[Extracted data entries]

▼▼▼

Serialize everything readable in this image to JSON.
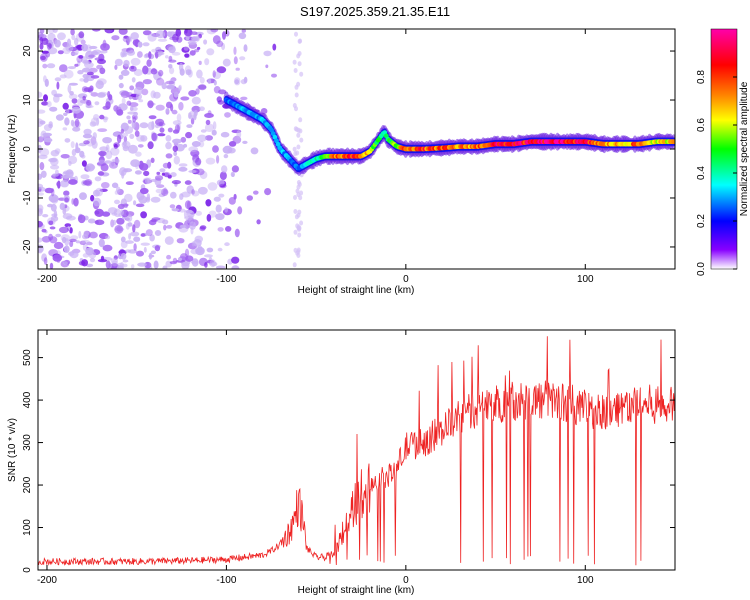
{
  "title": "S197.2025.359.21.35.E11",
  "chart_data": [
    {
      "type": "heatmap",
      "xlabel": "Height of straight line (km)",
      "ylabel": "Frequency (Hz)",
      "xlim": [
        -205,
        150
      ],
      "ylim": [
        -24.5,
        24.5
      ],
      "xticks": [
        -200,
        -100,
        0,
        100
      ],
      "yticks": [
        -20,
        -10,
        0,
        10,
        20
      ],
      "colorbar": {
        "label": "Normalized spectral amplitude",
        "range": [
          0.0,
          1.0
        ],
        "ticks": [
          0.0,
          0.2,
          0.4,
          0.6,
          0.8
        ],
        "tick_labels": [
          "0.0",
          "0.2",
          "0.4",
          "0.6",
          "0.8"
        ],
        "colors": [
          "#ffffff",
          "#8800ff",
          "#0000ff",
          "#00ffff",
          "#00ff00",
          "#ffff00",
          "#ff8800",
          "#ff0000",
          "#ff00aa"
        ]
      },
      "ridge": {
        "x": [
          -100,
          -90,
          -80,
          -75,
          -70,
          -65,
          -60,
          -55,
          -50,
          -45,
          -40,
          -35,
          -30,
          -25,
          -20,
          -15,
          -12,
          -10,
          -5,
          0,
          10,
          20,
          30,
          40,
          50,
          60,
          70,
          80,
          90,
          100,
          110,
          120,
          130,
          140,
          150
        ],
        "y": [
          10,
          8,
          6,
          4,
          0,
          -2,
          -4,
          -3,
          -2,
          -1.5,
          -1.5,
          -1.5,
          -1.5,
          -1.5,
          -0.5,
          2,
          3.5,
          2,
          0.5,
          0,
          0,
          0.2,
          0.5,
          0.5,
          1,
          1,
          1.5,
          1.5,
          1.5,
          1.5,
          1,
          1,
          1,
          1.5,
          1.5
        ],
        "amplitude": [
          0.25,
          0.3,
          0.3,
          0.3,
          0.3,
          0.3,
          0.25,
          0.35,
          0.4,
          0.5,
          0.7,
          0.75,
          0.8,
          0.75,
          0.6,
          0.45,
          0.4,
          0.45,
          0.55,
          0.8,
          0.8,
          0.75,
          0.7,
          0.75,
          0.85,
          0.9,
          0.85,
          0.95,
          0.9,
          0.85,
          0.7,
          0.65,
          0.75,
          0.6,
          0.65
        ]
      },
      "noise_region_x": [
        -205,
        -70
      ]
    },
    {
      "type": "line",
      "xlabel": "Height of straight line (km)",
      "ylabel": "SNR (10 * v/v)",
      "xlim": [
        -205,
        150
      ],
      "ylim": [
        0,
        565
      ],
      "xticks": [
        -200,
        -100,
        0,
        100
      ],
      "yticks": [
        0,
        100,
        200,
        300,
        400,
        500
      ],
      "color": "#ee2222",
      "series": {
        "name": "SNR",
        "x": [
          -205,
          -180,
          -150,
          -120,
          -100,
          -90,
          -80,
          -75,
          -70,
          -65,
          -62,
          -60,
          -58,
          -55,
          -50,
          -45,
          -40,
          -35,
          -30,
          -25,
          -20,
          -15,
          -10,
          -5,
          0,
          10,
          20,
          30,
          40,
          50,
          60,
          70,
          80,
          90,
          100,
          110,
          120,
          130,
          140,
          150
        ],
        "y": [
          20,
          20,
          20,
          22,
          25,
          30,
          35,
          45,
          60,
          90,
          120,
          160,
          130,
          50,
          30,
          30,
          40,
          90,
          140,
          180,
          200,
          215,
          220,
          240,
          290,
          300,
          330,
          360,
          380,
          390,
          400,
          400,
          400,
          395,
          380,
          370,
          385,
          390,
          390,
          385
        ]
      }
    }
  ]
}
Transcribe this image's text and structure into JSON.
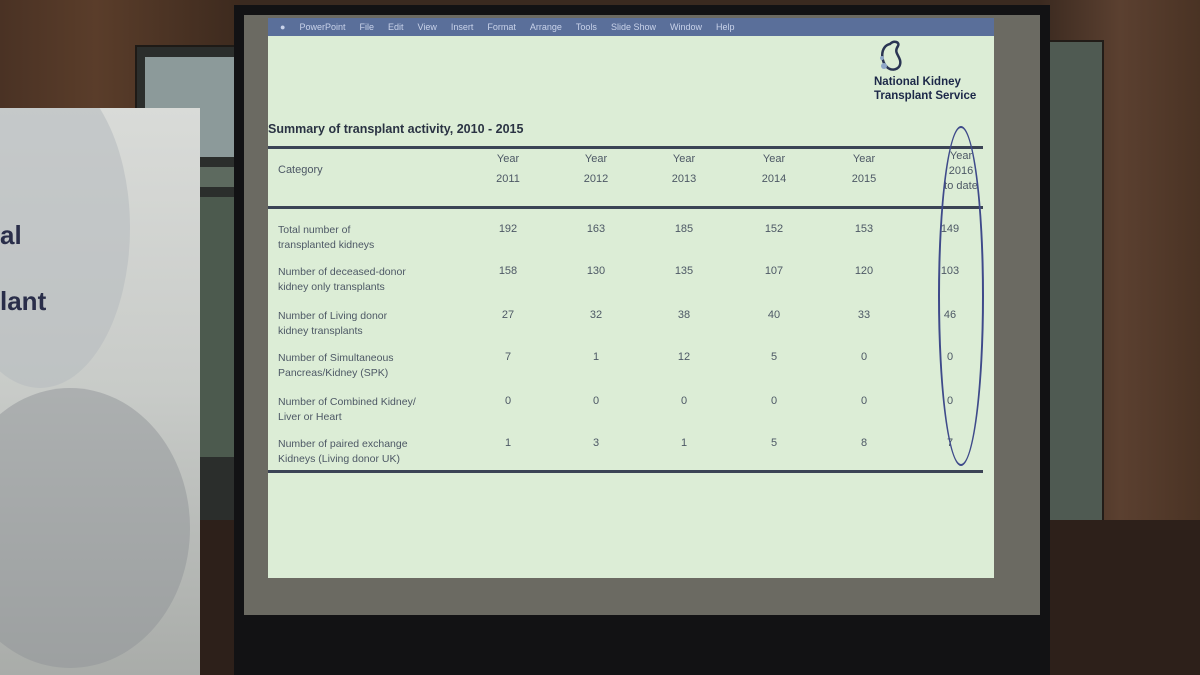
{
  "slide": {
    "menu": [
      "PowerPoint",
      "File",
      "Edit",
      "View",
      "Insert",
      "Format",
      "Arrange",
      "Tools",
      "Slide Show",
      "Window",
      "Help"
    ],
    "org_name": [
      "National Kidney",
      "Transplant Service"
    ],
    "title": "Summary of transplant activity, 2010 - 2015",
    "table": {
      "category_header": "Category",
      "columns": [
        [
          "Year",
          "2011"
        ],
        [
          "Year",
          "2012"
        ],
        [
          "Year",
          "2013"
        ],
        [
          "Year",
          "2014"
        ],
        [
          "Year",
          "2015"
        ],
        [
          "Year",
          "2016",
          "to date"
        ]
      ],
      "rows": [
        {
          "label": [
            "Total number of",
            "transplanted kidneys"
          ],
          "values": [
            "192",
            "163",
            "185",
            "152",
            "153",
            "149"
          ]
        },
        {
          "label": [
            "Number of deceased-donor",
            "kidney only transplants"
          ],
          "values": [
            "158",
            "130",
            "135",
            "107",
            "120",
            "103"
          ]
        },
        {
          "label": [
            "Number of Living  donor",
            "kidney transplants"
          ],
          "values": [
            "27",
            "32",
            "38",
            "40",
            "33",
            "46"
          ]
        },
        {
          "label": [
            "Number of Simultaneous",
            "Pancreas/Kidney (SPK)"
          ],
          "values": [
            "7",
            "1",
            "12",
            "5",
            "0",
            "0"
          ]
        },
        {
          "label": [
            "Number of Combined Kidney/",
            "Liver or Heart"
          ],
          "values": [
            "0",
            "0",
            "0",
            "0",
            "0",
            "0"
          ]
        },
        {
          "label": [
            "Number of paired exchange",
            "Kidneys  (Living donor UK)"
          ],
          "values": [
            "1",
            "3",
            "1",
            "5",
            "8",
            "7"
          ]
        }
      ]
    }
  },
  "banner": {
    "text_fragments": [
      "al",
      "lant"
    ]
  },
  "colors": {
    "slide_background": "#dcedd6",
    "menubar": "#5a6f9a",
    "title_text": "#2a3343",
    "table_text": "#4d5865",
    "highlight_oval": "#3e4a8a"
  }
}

▲▲▲

__DIRECTIVE__
Copy the listing in full and without alteration, omitting every picture.

__EXERCISE RESULT__
Serialize everything readable in this image to JSON.
{
  "title": "S197.2025.359.21.35.E11",
  "chart_data": [
    {
      "type": "heatmap",
      "xlabel": "Height of straight line (km)",
      "ylabel": "Frequency (Hz)",
      "xlim": [
        -205,
        150
      ],
      "ylim": [
        -24.5,
        24.5
      ],
      "xticks": [
        -200,
        -100,
        0,
        100
      ],
      "yticks": [
        -20,
        -10,
        0,
        10,
        20
      ],
      "colorbar": {
        "label": "Normalized spectral amplitude",
        "range": [
          0.0,
          1.0
        ],
        "ticks": [
          0.0,
          0.2,
          0.4,
          0.6,
          0.8
        ],
        "tick_labels": [
          "0.0",
          "0.2",
          "0.4",
          "0.6",
          "0.8"
        ],
        "colors": [
          "#ffffff",
          "#8800ff",
          "#0000ff",
          "#00ffff",
          "#00ff00",
          "#ffff00",
          "#ff8800",
          "#ff0000",
          "#ff00aa"
        ]
      },
      "ridge": {
        "x": [
          -100,
          -90,
          -80,
          -75,
          -70,
          -65,
          -60,
          -55,
          -50,
          -45,
          -40,
          -35,
          -30,
          -25,
          -20,
          -15,
          -12,
          -10,
          -5,
          0,
          10,
          20,
          30,
          40,
          50,
          60,
          70,
          80,
          90,
          100,
          110,
          120,
          130,
          140,
          150
        ],
        "y": [
          10,
          8,
          6,
          4,
          0,
          -2,
          -4,
          -3,
          -2,
          -1.5,
          -1.5,
          -1.5,
          -1.5,
          -1.5,
          -0.5,
          2,
          3.5,
          2,
          0.5,
          0,
          0,
          0.2,
          0.5,
          0.5,
          1,
          1,
          1.5,
          1.5,
          1.5,
          1.5,
          1,
          1,
          1,
          1.5,
          1.5
        ],
        "amplitude": [
          0.25,
          0.3,
          0.3,
          0.3,
          0.3,
          0.3,
          0.25,
          0.35,
          0.4,
          0.5,
          0.7,
          0.75,
          0.8,
          0.75,
          0.6,
          0.45,
          0.4,
          0.45,
          0.55,
          0.8,
          0.8,
          0.75,
          0.7,
          0.75,
          0.85,
          0.9,
          0.85,
          0.95,
          0.9,
          0.85,
          0.7,
          0.65,
          0.75,
          0.6,
          0.65
        ]
      },
      "noise_region_x": [
        -205,
        -70
      ]
    },
    {
      "type": "line",
      "xlabel": "Height of straight line (km)",
      "ylabel": "SNR (10 * v/v)",
      "xlim": [
        -205,
        150
      ],
      "ylim": [
        0,
        565
      ],
      "xticks": [
        -200,
        -100,
        0,
        100
      ],
      "yticks": [
        0,
        100,
        200,
        300,
        400,
        500
      ],
      "color": "#ee2222",
      "series": {
        "name": "SNR",
        "x": [
          -205,
          -180,
          -150,
          -120,
          -100,
          -90,
          -80,
          -75,
          -70,
          -65,
          -62,
          -60,
          -58,
          -55,
          -50,
          -45,
          -40,
          -35,
          -30,
          -25,
          -20,
          -15,
          -10,
          -5,
          0,
          10,
          20,
          30,
          40,
          50,
          60,
          70,
          80,
          90,
          100,
          110,
          120,
          130,
          140,
          150
        ],
        "y": [
          20,
          20,
          20,
          22,
          25,
          30,
          35,
          45,
          60,
          90,
          120,
          160,
          130,
          50,
          30,
          30,
          40,
          90,
          140,
          180,
          200,
          215,
          220,
          240,
          290,
          300,
          330,
          360,
          380,
          390,
          400,
          400,
          400,
          395,
          380,
          370,
          385,
          390,
          390,
          385
        ]
      }
    }
  ]
}
Transcribe this image's text and structure into JSON.
{
  "slide": {
    "menu": [
      "PowerPoint",
      "File",
      "Edit",
      "View",
      "Insert",
      "Format",
      "Arrange",
      "Tools",
      "Slide Show",
      "Window",
      "Help"
    ],
    "org_name": [
      "National Kidney",
      "Transplant Service"
    ],
    "title": "Summary of transplant activity, 2010 - 2015",
    "table": {
      "category_header": "Category",
      "columns": [
        [
          "Year",
          "2011"
        ],
        [
          "Year",
          "2012"
        ],
        [
          "Year",
          "2013"
        ],
        [
          "Year",
          "2014"
        ],
        [
          "Year",
          "2015"
        ],
        [
          "Year",
          "2016",
          "to date"
        ]
      ],
      "rows": [
        {
          "label": [
            "Total number of",
            "transplanted kidneys"
          ],
          "values": [
            "192",
            "163",
            "185",
            "152",
            "153",
            "149"
          ]
        },
        {
          "label": [
            "Number of deceased-donor",
            "kidney only transplants"
          ],
          "values": [
            "158",
            "130",
            "135",
            "107",
            "120",
            "103"
          ]
        },
        {
          "label": [
            "Number of Living  donor",
            "kidney transplants"
          ],
          "values": [
            "27",
            "32",
            "38",
            "40",
            "33",
            "46"
          ]
        },
        {
          "label": [
            "Number of Simultaneous",
            "Pancreas/Kidney (SPK)"
          ],
          "values": [
            "7",
            "1",
            "12",
            "5",
            "0",
            "0"
          ]
        },
        {
          "label": [
            "Number of Combined Kidney/",
            "Liver or Heart"
          ],
          "values": [
            "0",
            "0",
            "0",
            "0",
            "0",
            "0"
          ]
        },
        {
          "label": [
            "Number of paired exchange",
            "Kidneys  (Living donor UK)"
          ],
          "values": [
            "1",
            "3",
            "1",
            "5",
            "8",
            "7"
          ]
        }
      ]
    }
  },
  "banner": {
    "text_fragments": [
      "al",
      "lant"
    ]
  },
  "colors": {
    "slide_background": "#dcedd6",
    "menubar": "#5a6f9a",
    "title_text": "#2a3343",
    "table_text": "#4d5865",
    "highlight_oval": "#3e4a8a"
  }
}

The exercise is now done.